WHAT THE EXERCISE ASKS:
Write the data out again exactly, with no pictures.

MATERIAL FOR THIS EXERCISE:

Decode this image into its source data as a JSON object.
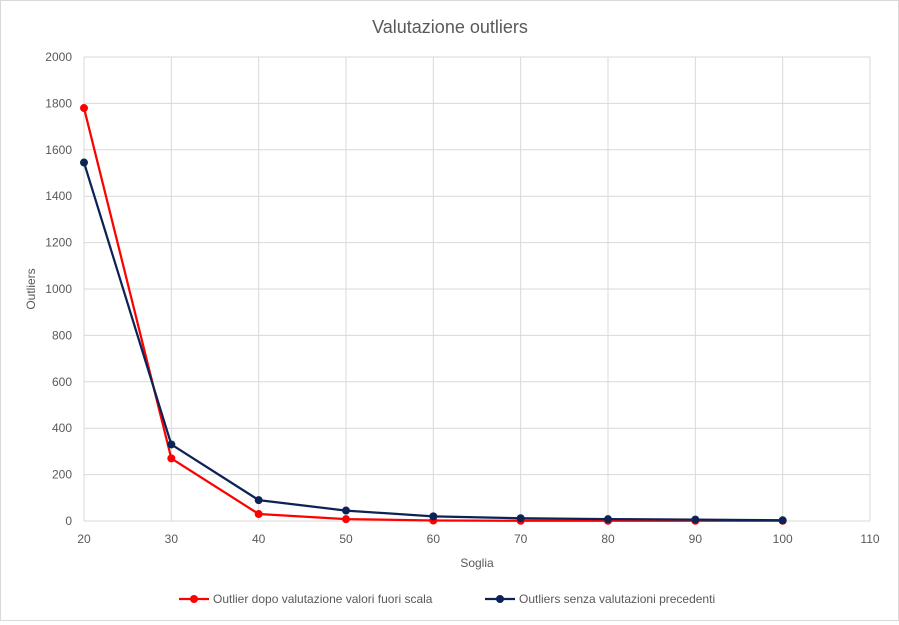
{
  "chart_data": {
    "type": "scatter",
    "title": "Valutazione outliers",
    "xlabel": "Soglia",
    "ylabel": "Outliers",
    "xlim": [
      20,
      110
    ],
    "ylim": [
      0,
      2000
    ],
    "x_ticks": [
      20,
      30,
      40,
      50,
      60,
      70,
      80,
      90,
      100,
      110
    ],
    "y_ticks": [
      0,
      200,
      400,
      600,
      800,
      1000,
      1200,
      1400,
      1600,
      1800,
      2000
    ],
    "grid": true,
    "legend_position": "bottom",
    "series": [
      {
        "name": "Outlier dopo valutazione valori fuori scala",
        "color": "#ff0000",
        "x": [
          20,
          30,
          40,
          50,
          60,
          70,
          80,
          90,
          100
        ],
        "y": [
          1780,
          270,
          30,
          8,
          2,
          1,
          1,
          1,
          1
        ]
      },
      {
        "name": "Outliers senza valutazioni precedenti",
        "color": "#0d2356",
        "x": [
          20,
          30,
          40,
          50,
          60,
          70,
          80,
          90,
          100
        ],
        "y": [
          1545,
          330,
          90,
          45,
          20,
          12,
          8,
          6,
          3
        ]
      }
    ]
  }
}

TASK RESPONSE:
Decode this image into its source data as a JSON object.
{
  "chart_data": {
    "type": "scatter",
    "title": "Valutazione outliers",
    "xlabel": "Soglia",
    "ylabel": "Outliers",
    "xlim": [
      20,
      110
    ],
    "ylim": [
      0,
      2000
    ],
    "x_ticks": [
      20,
      30,
      40,
      50,
      60,
      70,
      80,
      90,
      100,
      110
    ],
    "y_ticks": [
      0,
      200,
      400,
      600,
      800,
      1000,
      1200,
      1400,
      1600,
      1800,
      2000
    ],
    "grid": true,
    "legend_position": "bottom",
    "series": [
      {
        "name": "Outlier dopo valutazione valori fuori scala",
        "color": "#ff0000",
        "x": [
          20,
          30,
          40,
          50,
          60,
          70,
          80,
          90,
          100
        ],
        "y": [
          1780,
          270,
          30,
          8,
          2,
          1,
          1,
          1,
          1
        ]
      },
      {
        "name": "Outliers senza valutazioni precedenti",
        "color": "#0d2356",
        "x": [
          20,
          30,
          40,
          50,
          60,
          70,
          80,
          90,
          100
        ],
        "y": [
          1545,
          330,
          90,
          45,
          20,
          12,
          8,
          6,
          3
        ]
      }
    ]
  }
}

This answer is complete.